Vorliegender Text =
......
Was in der Popkultur zum Alltag gehört, das Wiederentdecken von Liedern und das Bearbeiten und Interpretieren und Neugestalten, hat sich in der Literatur noch nicht als Arbeitsweise durchgesetzt. Der Text des Autors scheint auf seltsame Weise heilig zu sein, vielleicht ist dies ja auch einem augeprägten Hang zum Urheberrecht geschuldet und dem Glauben an die Einzigartigkeit und der intellektuellen Genialität des dichterischen Individuums.
Mit meinem Freund Armin Anders gemeinsam sind immer wieder Text entstanden, die wir in einem regen Austausch bearbeitet und erarbeitet haben. Eine fruchtbare Sache für meine intellektuelle und literarische Entwicklung. Den Text als Material begreifen, ihn weiterentwickeln, sich ihm nähern und ihm neue Formen und Inhalte, manchmal auch eine neue Gestalt entlocken.
In einer Arbeit am Textmaterial und den Erläuterungen, die sich daraus ergeben, entsteht das, was mich an Literatur im Grunde als einziges immer interessiert hat, ein Dialog mit Menschen und der Welt.
......
[Daten zu Elementboxen]

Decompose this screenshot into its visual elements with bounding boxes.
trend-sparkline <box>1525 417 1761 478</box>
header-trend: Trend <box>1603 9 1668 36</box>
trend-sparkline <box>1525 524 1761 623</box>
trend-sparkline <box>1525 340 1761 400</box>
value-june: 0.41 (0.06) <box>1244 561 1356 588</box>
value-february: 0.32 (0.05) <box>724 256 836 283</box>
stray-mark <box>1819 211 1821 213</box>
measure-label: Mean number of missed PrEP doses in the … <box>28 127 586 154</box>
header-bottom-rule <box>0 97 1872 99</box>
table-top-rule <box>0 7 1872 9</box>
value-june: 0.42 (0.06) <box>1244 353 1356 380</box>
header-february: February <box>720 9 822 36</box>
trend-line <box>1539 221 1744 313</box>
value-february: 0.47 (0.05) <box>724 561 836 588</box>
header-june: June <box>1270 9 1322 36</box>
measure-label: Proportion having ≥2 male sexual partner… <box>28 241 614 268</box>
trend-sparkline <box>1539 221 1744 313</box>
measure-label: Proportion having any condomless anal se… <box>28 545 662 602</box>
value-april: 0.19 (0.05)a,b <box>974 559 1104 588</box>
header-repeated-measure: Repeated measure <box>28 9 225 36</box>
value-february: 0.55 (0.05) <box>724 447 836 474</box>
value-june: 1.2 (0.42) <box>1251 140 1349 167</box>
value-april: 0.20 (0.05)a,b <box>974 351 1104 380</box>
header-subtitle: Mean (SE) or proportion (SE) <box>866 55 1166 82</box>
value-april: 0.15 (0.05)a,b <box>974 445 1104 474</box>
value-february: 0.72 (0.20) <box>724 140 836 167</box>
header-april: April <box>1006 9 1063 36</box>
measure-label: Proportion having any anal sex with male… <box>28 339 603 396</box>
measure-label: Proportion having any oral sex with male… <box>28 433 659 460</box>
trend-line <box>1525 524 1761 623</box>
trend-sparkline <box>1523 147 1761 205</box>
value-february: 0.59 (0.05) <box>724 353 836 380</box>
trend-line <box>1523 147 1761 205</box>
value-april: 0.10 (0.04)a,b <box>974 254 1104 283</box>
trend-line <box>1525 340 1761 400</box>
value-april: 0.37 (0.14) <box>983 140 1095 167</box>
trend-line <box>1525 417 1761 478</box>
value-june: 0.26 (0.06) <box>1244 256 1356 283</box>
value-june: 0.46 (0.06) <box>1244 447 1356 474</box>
......
Aufgabenstellung =
Gib den Abschnitt des Textes über das Bearbeiten von Literatur wieder, beginnend mit „Was in der Popkultur“ und weiter bis einschließlich „neue Gestalt entlocken.“, und benenne dabei „Popkultur“ in „Musikwelt“ um. Stütze dich allein auf den Text.

Ergebnis =
Was in der Musikwelt zum Alltag gehört, das Wiederentdecken von Liedern und das Bearbeiten und Interpretieren und Neugestalten, hat sich in der Literatur noch nicht als Arbeitsweise durchgesetzt. Der Text des Autors scheint auf seltsame Weise heilig zu sein, vielleicht ist dies ja auch einem augeprägten Hang zum Urheberrecht geschuldet und dem Glauben an die Einzigartigkeit und der intellektuellen Genialität des dichterischen Individuums.
Mit meinem Freund Armin Anders gemeinsam sind immer wieder Text entstanden, die wir in einem regen Austausch bearbeitet und erarbeitet haben. Eine fruchtbare Sache für meine intellektuelle und literarische Entwicklung. Den Text als Material begreifen, ihn weiterentwickeln, sich ihm nähern und ihm neue Formen und Inhalte, manchmal auch eine neue Gestalt entlocken.